Some records

>> START

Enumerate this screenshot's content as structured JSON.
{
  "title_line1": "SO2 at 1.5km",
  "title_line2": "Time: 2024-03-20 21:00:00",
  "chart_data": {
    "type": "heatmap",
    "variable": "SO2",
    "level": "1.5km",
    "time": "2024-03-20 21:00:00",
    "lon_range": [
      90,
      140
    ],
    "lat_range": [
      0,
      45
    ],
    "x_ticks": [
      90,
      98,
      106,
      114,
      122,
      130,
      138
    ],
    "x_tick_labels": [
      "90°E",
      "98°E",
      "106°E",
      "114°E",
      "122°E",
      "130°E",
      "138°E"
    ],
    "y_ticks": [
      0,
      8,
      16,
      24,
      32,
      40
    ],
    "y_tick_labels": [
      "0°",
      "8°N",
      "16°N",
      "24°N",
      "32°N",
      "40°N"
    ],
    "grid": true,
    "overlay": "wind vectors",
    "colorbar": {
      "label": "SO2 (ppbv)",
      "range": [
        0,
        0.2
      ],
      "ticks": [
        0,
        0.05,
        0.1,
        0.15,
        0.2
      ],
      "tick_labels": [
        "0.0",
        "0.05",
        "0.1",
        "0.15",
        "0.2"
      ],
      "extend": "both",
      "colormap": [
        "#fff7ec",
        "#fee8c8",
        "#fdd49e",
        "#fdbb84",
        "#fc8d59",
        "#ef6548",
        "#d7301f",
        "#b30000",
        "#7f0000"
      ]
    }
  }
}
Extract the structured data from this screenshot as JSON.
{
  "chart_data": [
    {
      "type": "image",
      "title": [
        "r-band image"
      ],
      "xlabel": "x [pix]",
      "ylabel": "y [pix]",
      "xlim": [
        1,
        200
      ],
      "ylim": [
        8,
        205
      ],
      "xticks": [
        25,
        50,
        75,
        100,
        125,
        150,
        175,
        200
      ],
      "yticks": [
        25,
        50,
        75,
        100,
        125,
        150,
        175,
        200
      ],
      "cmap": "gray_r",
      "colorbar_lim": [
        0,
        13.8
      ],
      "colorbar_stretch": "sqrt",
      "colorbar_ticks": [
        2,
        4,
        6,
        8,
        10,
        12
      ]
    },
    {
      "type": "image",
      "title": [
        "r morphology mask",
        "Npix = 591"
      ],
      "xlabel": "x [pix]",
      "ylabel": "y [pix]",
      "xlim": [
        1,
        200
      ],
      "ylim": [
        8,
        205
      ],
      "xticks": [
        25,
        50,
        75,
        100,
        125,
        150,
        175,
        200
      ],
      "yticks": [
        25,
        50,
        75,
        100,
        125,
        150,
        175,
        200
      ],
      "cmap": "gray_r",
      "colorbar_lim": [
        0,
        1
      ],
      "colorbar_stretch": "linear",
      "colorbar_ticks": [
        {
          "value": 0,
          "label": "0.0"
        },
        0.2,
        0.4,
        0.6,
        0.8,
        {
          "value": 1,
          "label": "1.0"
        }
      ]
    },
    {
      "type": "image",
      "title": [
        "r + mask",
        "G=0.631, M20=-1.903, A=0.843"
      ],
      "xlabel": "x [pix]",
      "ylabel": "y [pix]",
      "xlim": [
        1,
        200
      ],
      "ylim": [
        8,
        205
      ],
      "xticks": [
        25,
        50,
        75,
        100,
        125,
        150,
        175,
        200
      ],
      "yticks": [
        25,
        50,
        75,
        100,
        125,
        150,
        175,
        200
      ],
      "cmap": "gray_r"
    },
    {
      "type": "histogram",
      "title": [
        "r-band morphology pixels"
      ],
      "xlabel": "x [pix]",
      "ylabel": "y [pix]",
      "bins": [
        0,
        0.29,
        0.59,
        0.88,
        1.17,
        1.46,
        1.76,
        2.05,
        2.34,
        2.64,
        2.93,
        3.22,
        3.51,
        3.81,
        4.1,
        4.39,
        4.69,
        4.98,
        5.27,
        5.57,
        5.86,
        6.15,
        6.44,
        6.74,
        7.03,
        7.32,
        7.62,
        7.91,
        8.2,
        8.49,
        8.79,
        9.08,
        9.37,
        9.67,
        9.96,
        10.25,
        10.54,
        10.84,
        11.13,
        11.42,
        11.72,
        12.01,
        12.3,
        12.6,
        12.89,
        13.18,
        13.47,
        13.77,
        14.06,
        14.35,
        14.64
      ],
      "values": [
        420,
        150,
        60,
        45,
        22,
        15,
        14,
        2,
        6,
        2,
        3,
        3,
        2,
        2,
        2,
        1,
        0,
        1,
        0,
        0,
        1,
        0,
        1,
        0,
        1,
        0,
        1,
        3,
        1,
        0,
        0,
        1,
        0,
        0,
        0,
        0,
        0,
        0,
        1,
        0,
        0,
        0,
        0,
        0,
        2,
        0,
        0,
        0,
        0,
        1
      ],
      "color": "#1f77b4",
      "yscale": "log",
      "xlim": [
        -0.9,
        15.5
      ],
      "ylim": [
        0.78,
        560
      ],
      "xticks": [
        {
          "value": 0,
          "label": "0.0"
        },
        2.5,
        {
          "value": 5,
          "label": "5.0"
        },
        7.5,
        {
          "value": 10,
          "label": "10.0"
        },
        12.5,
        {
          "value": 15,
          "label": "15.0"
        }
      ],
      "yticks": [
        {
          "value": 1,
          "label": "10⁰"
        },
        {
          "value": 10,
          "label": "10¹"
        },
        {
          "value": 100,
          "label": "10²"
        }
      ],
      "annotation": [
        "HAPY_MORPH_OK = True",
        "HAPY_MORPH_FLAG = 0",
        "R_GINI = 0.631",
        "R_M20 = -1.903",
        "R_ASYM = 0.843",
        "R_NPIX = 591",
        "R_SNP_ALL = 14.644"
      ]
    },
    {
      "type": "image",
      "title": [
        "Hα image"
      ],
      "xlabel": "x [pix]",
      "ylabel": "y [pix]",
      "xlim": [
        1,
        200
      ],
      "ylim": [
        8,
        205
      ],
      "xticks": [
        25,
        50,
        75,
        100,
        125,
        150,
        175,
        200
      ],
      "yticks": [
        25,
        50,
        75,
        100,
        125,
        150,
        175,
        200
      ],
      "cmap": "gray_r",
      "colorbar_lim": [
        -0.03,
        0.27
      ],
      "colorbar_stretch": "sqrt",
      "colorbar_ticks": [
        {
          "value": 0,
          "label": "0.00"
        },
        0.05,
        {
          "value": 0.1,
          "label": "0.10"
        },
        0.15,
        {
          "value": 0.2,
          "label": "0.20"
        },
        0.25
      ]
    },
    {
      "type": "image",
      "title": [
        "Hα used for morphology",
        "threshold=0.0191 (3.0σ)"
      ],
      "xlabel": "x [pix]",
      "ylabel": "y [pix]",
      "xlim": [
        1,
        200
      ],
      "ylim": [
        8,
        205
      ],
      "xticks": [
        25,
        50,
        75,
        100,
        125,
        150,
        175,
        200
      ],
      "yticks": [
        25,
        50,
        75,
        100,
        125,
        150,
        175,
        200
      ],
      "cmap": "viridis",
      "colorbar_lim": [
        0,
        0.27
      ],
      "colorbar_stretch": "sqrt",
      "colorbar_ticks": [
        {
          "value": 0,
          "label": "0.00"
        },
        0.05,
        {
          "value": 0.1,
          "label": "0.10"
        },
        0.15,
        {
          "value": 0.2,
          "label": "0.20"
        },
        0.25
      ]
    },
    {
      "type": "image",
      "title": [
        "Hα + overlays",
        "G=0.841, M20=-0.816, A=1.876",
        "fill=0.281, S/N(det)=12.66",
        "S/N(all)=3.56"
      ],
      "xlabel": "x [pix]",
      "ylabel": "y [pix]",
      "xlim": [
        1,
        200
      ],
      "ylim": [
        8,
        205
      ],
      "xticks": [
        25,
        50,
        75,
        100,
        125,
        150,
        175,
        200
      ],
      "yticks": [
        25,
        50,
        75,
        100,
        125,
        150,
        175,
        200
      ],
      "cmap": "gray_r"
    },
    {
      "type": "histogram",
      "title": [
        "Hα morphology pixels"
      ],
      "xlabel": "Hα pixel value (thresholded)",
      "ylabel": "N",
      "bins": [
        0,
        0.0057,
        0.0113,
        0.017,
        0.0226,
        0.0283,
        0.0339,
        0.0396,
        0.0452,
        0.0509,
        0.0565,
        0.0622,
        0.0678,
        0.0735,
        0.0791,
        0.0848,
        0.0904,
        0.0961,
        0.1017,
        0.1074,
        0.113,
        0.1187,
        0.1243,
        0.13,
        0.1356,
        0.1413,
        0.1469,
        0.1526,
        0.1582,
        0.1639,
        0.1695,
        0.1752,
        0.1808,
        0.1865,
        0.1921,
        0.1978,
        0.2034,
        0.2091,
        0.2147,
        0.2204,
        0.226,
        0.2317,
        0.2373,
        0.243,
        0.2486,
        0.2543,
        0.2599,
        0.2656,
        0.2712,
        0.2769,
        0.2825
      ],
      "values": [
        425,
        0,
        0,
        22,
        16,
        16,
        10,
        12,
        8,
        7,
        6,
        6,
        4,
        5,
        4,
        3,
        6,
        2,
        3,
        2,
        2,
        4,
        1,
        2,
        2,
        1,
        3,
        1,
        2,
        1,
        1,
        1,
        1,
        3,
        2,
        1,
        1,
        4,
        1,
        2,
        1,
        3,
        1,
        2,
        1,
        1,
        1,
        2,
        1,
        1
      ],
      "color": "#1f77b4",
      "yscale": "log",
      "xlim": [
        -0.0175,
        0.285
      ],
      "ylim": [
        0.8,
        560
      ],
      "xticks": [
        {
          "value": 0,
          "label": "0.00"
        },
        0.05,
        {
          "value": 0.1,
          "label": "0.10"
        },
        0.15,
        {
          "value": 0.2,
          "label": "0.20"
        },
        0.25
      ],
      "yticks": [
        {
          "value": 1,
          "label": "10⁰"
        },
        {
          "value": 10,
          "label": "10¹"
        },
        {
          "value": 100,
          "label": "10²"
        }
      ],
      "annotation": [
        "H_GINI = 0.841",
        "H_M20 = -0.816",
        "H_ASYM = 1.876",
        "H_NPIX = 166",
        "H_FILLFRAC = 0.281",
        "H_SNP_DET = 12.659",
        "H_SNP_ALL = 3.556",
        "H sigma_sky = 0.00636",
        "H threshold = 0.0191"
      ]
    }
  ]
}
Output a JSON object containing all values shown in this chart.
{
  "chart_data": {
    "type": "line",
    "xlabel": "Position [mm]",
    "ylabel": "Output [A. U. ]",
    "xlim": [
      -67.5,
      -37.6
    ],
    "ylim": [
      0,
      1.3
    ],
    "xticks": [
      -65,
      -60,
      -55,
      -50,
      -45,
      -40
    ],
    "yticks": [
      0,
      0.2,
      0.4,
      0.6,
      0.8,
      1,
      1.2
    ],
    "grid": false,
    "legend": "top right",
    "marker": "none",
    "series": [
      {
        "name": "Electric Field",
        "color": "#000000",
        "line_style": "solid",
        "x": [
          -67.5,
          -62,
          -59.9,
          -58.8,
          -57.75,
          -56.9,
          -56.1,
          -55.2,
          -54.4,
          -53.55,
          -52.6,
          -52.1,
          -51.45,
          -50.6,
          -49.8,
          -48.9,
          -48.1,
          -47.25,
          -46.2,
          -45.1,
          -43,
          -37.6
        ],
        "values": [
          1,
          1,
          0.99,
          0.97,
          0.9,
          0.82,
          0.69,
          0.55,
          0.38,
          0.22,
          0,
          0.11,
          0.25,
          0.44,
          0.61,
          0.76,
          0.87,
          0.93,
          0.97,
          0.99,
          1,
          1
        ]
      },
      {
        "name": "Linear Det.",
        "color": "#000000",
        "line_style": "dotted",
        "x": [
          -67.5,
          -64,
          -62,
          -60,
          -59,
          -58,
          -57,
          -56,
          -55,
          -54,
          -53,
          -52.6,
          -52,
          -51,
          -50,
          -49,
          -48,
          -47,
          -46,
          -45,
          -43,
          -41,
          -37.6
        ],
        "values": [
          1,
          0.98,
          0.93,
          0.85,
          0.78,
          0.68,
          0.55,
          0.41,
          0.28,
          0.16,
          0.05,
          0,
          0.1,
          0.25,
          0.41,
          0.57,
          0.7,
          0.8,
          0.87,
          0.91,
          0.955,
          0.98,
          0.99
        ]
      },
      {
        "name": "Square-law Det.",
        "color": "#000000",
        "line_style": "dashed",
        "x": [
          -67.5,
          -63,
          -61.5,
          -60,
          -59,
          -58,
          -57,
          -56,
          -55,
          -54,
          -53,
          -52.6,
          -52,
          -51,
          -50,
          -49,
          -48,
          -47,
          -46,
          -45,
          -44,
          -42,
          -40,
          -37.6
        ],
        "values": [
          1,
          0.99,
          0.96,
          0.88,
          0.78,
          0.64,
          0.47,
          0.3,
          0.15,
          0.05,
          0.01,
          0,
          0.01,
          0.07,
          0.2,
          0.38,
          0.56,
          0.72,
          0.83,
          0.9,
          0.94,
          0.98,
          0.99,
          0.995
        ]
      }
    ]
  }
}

>> END

[Your instructions]
Where does the word "name" appear in the listing? List each line that holds it.

[Complete response]
        "name": "Electric Field",
        "name": "Linear Det.",
        "name": "Square-law Det.",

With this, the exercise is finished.